■ Exercise brief ■
Gather each line of the records where "turlicha" appears.

■ Records provided ■
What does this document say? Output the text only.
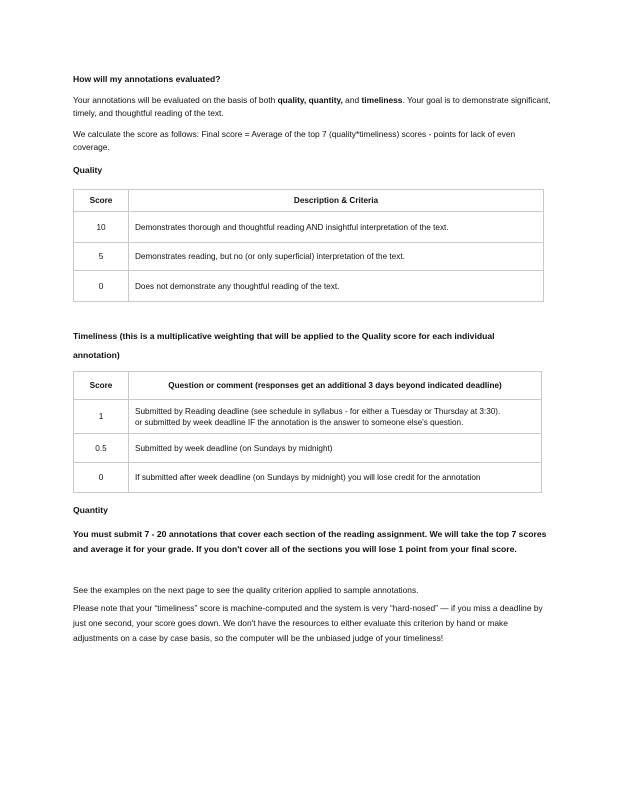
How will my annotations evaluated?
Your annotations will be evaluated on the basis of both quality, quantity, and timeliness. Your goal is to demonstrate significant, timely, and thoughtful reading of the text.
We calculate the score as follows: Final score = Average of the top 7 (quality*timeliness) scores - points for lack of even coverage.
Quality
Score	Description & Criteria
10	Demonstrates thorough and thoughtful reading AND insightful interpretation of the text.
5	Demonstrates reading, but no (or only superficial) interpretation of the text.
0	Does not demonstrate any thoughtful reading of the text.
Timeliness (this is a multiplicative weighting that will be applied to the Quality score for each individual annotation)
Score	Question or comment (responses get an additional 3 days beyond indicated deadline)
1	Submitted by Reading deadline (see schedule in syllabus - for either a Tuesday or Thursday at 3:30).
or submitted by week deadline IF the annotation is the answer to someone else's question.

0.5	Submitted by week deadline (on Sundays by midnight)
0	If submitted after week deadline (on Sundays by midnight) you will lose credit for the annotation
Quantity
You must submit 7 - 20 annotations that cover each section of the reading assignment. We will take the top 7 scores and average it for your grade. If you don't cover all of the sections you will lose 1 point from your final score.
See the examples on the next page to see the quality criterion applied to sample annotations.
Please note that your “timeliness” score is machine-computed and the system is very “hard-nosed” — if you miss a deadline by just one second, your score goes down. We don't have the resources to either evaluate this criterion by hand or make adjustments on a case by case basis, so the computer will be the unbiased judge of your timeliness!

==

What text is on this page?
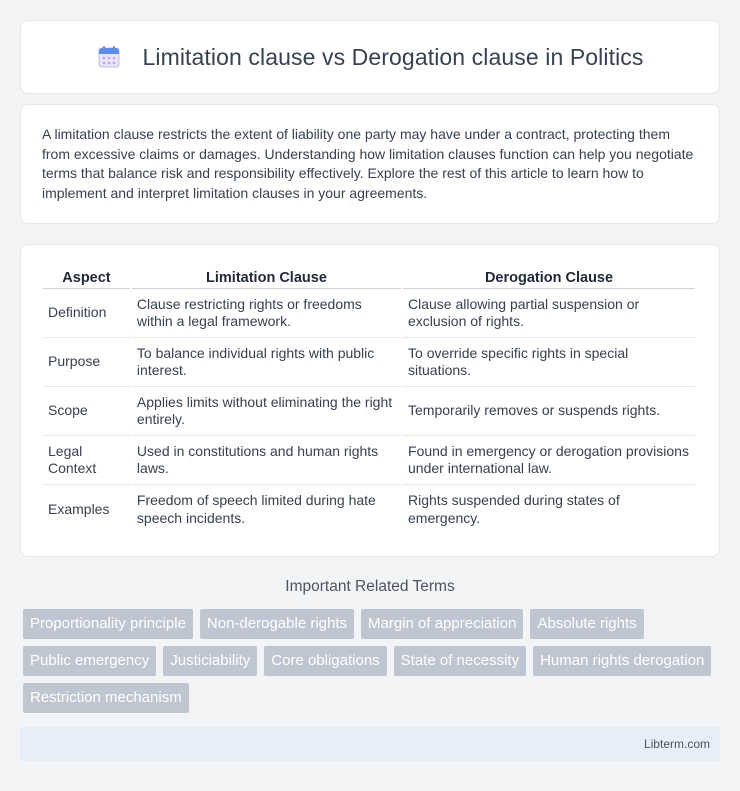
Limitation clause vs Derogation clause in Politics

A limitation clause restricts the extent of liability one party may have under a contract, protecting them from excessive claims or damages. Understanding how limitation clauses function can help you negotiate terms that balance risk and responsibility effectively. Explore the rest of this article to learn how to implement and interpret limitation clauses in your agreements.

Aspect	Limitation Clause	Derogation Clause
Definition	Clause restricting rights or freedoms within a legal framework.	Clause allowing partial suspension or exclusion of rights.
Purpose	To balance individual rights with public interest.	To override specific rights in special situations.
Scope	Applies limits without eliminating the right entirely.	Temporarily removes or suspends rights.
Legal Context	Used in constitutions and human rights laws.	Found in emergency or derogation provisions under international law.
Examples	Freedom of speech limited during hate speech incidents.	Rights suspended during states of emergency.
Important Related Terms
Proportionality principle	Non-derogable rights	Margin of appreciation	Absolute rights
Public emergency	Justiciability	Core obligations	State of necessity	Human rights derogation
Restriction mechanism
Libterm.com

* * *

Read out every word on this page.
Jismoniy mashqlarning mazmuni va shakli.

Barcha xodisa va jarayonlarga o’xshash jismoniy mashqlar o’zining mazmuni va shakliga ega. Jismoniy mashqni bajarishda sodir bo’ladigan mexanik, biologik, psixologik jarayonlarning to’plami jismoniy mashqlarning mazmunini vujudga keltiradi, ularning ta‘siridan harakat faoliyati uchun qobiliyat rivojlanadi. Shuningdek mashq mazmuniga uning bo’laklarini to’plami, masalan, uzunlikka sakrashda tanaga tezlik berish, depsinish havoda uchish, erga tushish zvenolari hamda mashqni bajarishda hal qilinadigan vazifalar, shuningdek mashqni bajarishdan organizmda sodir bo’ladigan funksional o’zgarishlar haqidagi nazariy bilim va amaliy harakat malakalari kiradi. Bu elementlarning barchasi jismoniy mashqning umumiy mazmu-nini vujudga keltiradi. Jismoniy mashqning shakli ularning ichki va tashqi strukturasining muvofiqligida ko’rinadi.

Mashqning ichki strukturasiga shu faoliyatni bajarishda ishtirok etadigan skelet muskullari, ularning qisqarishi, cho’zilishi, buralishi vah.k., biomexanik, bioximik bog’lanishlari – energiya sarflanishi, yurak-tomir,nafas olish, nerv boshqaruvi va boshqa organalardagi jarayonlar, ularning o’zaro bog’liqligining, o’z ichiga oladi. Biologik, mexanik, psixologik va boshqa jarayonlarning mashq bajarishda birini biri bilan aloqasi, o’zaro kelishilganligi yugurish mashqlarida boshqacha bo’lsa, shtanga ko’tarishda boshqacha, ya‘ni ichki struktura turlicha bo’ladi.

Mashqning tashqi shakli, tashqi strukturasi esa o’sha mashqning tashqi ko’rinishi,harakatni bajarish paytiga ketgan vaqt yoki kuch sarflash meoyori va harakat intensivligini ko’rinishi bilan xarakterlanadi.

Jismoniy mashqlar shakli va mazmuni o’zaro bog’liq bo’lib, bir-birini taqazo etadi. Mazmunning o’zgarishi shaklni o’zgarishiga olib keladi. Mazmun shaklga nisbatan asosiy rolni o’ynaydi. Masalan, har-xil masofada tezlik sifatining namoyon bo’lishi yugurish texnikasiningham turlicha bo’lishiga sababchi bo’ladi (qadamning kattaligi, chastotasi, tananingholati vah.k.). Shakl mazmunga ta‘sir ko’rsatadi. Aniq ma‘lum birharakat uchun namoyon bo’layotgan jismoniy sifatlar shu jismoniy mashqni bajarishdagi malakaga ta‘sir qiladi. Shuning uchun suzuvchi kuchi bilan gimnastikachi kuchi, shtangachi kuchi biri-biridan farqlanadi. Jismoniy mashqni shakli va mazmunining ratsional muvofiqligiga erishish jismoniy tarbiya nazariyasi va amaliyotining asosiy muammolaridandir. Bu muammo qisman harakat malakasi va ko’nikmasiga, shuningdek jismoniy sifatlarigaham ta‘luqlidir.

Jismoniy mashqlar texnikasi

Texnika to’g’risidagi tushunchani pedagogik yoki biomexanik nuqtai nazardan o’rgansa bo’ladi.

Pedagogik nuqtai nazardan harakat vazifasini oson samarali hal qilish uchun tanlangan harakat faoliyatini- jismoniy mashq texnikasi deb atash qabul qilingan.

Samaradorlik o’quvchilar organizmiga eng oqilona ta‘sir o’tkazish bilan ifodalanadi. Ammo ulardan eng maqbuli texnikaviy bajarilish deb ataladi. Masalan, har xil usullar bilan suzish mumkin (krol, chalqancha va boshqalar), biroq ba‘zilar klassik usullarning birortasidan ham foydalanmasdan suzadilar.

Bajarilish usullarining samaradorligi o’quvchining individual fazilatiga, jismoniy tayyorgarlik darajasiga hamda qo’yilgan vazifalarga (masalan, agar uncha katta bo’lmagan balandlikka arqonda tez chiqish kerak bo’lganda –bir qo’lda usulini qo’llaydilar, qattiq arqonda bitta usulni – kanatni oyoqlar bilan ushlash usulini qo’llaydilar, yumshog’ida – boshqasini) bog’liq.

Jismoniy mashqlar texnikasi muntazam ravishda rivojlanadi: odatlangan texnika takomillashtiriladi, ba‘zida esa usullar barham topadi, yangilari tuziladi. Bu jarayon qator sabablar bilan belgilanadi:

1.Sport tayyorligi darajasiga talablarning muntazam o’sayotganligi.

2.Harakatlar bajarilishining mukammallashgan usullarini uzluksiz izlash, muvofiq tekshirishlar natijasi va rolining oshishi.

■ Solution ■
Mashqning ichki strukturasiga shu faoliyatni bajarishda ishtirok etadigan skelet muskullari, ularning qisqarishi, cho’zilishi, buralishi vah.k., biomexanik, bioximik bog’lanishlari – energiya sarflanishi, yurak-tomir,nafas olish, nerv boshqaruvi va boshqa organalardagi jarayonlar, ularning o’zaro bog’liqligining, o’z ichiga oladi. Biologik, mexanik, psixologik va boshqa jarayonlarning mashq bajarishda birini biri bilan aloqasi, o’zaro kelishilganligi yugurish mashqlarida boshqacha bo’lsa, shtanga ko’tarishda boshqacha, ya‘ni ichki struktura turlicha bo’ladi.
Jismoniy mashqlar shakli va mazmuni o’zaro bog’liq bo’lib, bir-birini taqazo etadi. Mazmunning o’zgarishi shaklni o’zgarishiga olib keladi. Mazmun shaklga nisbatan asosiy rolni o’ynaydi. Masalan, har-xil masofada tezlik sifatining namoyon bo’lishi yugurish texnikasiningham turlicha bo’lishiga sababchi bo’ladi (qadamning kattaligi, chastotasi, tananingholati vah.k.). Shakl mazmunga ta‘sir ko’rsatadi. Aniq ma‘lum birharakat uchun namoyon bo’layotgan jismoniy sifatlar shu jismoniy mashqni bajarishdagi malakaga ta‘sir qiladi. Shuning uchun suzuvchi kuchi bilan gimnastikachi kuchi, shtangachi kuchi biri-biridan farqlanadi. Jismoniy mashqni shakli va mazmunining ratsional muvofiqligiga erishish jismoniy tarbiya nazariyasi va amaliyotining asosiy muammolaridandir. Bu muammo qisman harakat malakasi va ko’nikmasiga, shuningdek jismoniy sifatlarigaham ta‘luqlidir.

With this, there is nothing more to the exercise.